+++ Data lines +++

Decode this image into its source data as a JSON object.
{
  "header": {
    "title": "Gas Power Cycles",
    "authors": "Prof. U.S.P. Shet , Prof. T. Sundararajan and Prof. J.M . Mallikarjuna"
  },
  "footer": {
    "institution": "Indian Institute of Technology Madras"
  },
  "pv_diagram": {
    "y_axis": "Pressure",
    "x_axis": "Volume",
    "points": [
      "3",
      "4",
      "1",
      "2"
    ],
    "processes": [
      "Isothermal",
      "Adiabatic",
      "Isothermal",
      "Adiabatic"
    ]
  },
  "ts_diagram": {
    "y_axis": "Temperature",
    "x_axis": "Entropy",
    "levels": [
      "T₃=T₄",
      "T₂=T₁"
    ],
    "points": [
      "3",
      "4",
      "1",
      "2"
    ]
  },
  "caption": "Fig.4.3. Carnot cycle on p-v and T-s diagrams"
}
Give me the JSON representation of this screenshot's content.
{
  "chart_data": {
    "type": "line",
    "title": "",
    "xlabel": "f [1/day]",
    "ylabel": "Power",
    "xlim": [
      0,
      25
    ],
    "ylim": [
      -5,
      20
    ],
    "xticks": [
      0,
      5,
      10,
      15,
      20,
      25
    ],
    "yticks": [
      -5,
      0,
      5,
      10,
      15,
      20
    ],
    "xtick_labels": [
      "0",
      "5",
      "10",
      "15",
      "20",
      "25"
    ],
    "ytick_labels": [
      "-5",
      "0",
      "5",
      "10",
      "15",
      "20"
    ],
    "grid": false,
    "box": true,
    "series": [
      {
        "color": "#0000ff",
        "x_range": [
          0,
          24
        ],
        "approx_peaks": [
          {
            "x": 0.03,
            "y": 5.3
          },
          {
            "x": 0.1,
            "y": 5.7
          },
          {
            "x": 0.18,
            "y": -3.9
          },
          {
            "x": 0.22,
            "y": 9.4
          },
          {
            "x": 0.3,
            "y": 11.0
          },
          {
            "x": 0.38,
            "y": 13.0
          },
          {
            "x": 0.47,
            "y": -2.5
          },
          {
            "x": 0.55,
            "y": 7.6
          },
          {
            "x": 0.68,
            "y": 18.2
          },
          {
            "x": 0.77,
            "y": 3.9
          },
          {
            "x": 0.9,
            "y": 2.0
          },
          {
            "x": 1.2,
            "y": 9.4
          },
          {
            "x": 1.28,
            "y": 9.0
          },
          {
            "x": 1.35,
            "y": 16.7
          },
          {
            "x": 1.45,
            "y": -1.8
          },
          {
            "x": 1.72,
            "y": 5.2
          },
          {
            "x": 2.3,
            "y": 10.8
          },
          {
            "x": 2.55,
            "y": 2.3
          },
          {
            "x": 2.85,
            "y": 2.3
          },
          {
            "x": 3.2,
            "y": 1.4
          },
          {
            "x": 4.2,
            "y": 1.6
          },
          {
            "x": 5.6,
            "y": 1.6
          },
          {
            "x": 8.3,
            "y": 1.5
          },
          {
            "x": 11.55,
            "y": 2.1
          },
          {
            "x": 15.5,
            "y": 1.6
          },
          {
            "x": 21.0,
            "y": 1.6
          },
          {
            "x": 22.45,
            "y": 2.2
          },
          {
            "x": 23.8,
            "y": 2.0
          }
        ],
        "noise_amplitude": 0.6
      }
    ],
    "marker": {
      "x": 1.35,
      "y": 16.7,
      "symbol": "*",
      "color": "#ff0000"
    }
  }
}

+++

# Stated exercise
Every entry above needs to be quoted exactly.

# Worked answer
Decode this image into its source data as a JSON object.
{
  "header": {
    "title": "Gas Power Cycles",
    "authors": "Prof. U.S.P. Shet , Prof. T. Sundararajan and Prof. J.M . Mallikarjuna"
  },
  "footer": {
    "institution": "Indian Institute of Technology Madras"
  },
  "pv_diagram": {
    "y_axis": "Pressure",
    "x_axis": "Volume",
    "points": [
      "3",
      "4",
      "1",
      "2"
    ],
    "processes": [
      "Isothermal",
      "Adiabatic",
      "Isothermal",
      "Adiabatic"
    ]
  },
  "ts_diagram": {
    "y_axis": "Temperature",
    "x_axis": "Entropy",
    "levels": [
      "T₃=T₄",
      "T₂=T₁"
    ],
    "points": [
      "3",
      "4",
      "1",
      "2"
    ]
  },
  "caption": "Fig.4.3. Carnot cycle on p-v and T-s diagrams"
}
Give me the JSON representation of this screenshot's content.
{
  "chart_data": {
    "type": "line",
    "title": "",
    "xlabel": "f [1/day]",
    "ylabel": "Power",
    "xlim": [
      0,
      25
    ],
    "ylim": [
      -5,
      20
    ],
    "xticks": [
      0,
      5,
      10,
      15,
      20,
      25
    ],
    "yticks": [
      -5,
      0,
      5,
      10,
      15,
      20
    ],
    "xtick_labels": [
      "0",
      "5",
      "10",
      "15",
      "20",
      "25"
    ],
    "ytick_labels": [
      "-5",
      "0",
      "5",
      "10",
      "15",
      "20"
    ],
    "grid": false,
    "box": true,
    "series": [
      {
        "color": "#0000ff",
        "x_range": [
          0,
          24
        ],
        "approx_peaks": [
          {
            "x": 0.03,
            "y": 5.3
          },
          {
            "x": 0.1,
            "y": 5.7
          },
          {
            "x": 0.18,
            "y": -3.9
          },
          {
            "x": 0.22,
            "y": 9.4
          },
          {
            "x": 0.3,
            "y": 11.0
          },
          {
            "x": 0.38,
            "y": 13.0
          },
          {
            "x": 0.47,
            "y": -2.5
          },
          {
            "x": 0.55,
            "y": 7.6
          },
          {
            "x": 0.68,
            "y": 18.2
          },
          {
            "x": 0.77,
            "y": 3.9
          },
          {
            "x": 0.9,
            "y": 2.0
          },
          {
            "x": 1.2,
            "y": 9.4
          },
          {
            "x": 1.28,
            "y": 9.0
          },
          {
            "x": 1.35,
            "y": 16.7
          },
          {
            "x": 1.45,
            "y": -1.8
          },
          {
            "x": 1.72,
            "y": 5.2
          },
          {
            "x": 2.3,
            "y": 10.8
          },
          {
            "x": 2.55,
            "y": 2.3
          },
          {
            "x": 2.85,
            "y": 2.3
          },
          {
            "x": 3.2,
            "y": 1.4
          },
          {
            "x": 4.2,
            "y": 1.6
          },
          {
            "x": 5.6,
            "y": 1.6
          },
          {
            "x": 8.3,
            "y": 1.5
          },
          {
            "x": 11.55,
            "y": 2.1
          },
          {
            "x": 15.5,
            "y": 1.6
          },
          {
            "x": 21.0,
            "y": 1.6
          },
          {
            "x": 22.45,
            "y": 2.2
          },
          {
            "x": 23.8,
            "y": 2.0
          }
        ],
        "noise_amplitude": 0.6
      }
    ],
    "marker": {
      "x": 1.35,
      "y": 16.7,
      "symbol": "*",
      "color": "#ff0000"
    }
  }
}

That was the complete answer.